BEGIN SUPPLIED DATA

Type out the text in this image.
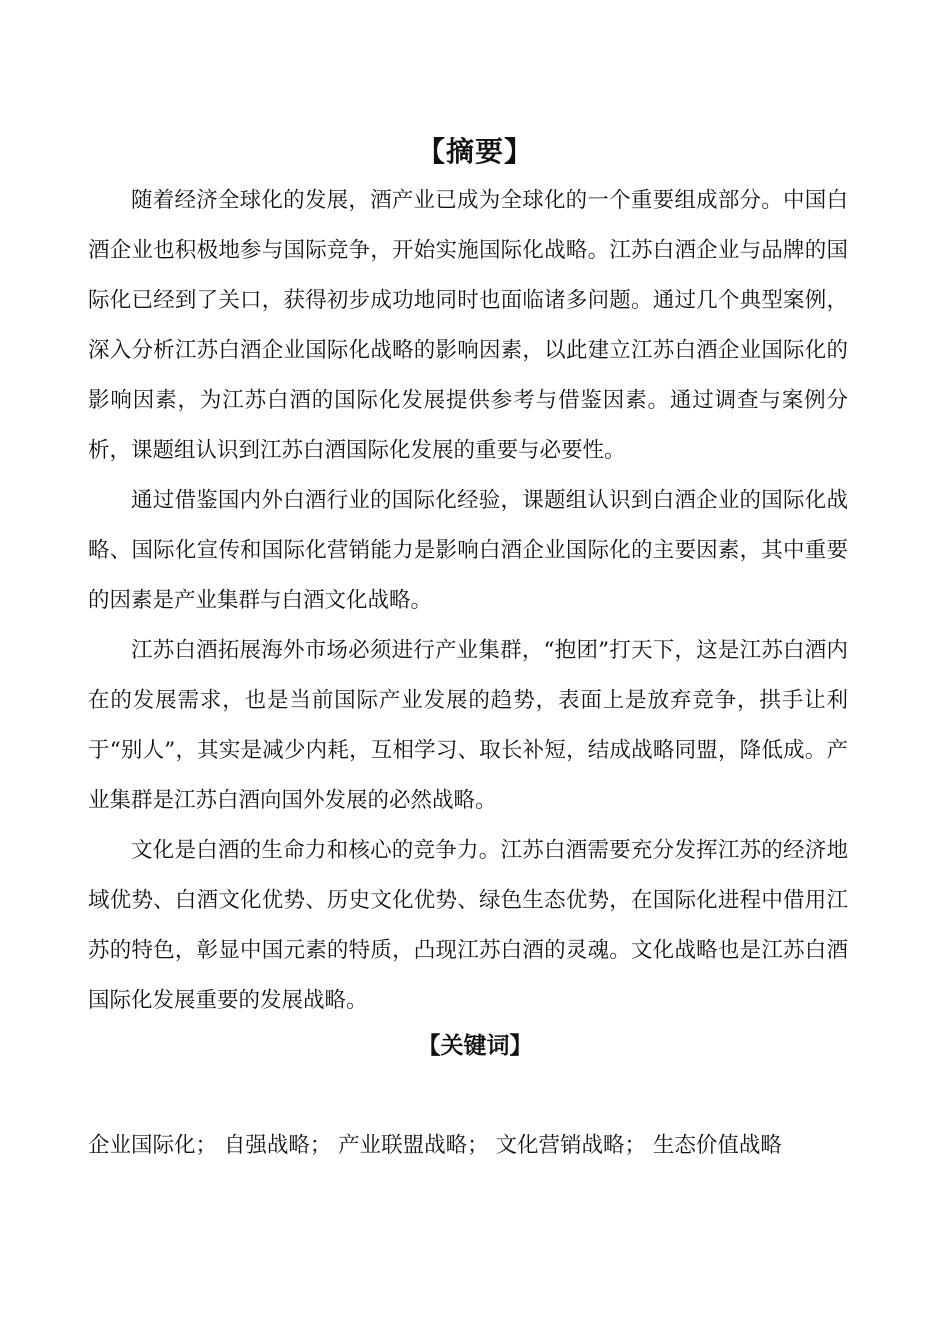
【摘要】

随着经济全球化的发展，酒产业已成为全球化的一个重要组成部分。中国白酒企业也积极地参与国际竞争，开始实施国际化战略。江苏白酒企业与品牌的国际化已经到了关口，获得初步成功地同时也面临诸多问题。通过几个典型案例，深入分析江苏白酒企业国际化战略的影响因素，以此建立江苏白酒企业国际化的影响因素，为江苏白酒的国际化发展提供参考与借鉴因素。通过调查与案例分析，课题组认识到江苏白酒国际化发展的重要与必要性。

通过借鉴国内外白酒行业的国际化经验，课题组认识到白酒企业的国际化战略、国际化宣传和国际化营销能力是影响白酒企业国际化的主要因素，其中重要的因素是产业集群与白酒文化战略。

江苏白酒拓展海外市场必须进行产业集群，“抱团”打天下，这是江苏白酒内在的发展需求，也是当前国际产业发展的趋势，表面上是放弃竞争，拱手让利于“别人”，其实是减少内耗，互相学习、取长补短，结成战略同盟，降低成。产业集群是江苏白酒向国外发展的必然战略。

文化是白酒的生命力和核心的竞争力。江苏白酒需要充分发挥江苏的经济地域优势、白酒文化优势、历史文化优势、绿色生态优势，在国际化进程中借用江苏的特色，彰显中国元素的特质，凸现江苏白酒的灵魂。文化战略也是江苏白酒国际化发展重要的发展战略。

【关键词】
企业国际化； 自强战略； 产业联盟战略； 文化营销战略； 生态价值战略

END SUPPLIED DATA

**EXERCISE DIRECTIONS**. Print the entries above exactly, taking out only the pictures.

**RESULT BELOW**.
Type out the text in this image.
【摘要】

随着经济全球化的发展，酒产业已成为全球化的一个重要组成部分。中国白酒企业也积极地参与国际竞争，开始实施国际化战略。江苏白酒企业与品牌的国际化已经到了关口，获得初步成功地同时也面临诸多问题。通过几个典型案例，深入分析江苏白酒企业国际化战略的影响因素，以此建立江苏白酒企业国际化的影响因素，为江苏白酒的国际化发展提供参考与借鉴因素。通过调查与案例分析，课题组认识到江苏白酒国际化发展的重要与必要性。

通过借鉴国内外白酒行业的国际化经验，课题组认识到白酒企业的国际化战略、国际化宣传和国际化营销能力是影响白酒企业国际化的主要因素，其中重要的因素是产业集群与白酒文化战略。

江苏白酒拓展海外市场必须进行产业集群，“抱团”打天下，这是江苏白酒内在的发展需求，也是当前国际产业发展的趋势，表面上是放弃竞争，拱手让利于“别人”，其实是减少内耗，互相学习、取长补短，结成战略同盟，降低成。产业集群是江苏白酒向国外发展的必然战略。

文化是白酒的生命力和核心的竞争力。江苏白酒需要充分发挥江苏的经济地域优势、白酒文化优势、历史文化优势、绿色生态优势，在国际化进程中借用江苏的特色，彰显中国元素的特质，凸现江苏白酒的灵魂。文化战略也是江苏白酒国际化发展重要的发展战略。

【关键词】
企业国际化； 自强战略； 产业联盟战略； 文化营销战略； 生态价值战略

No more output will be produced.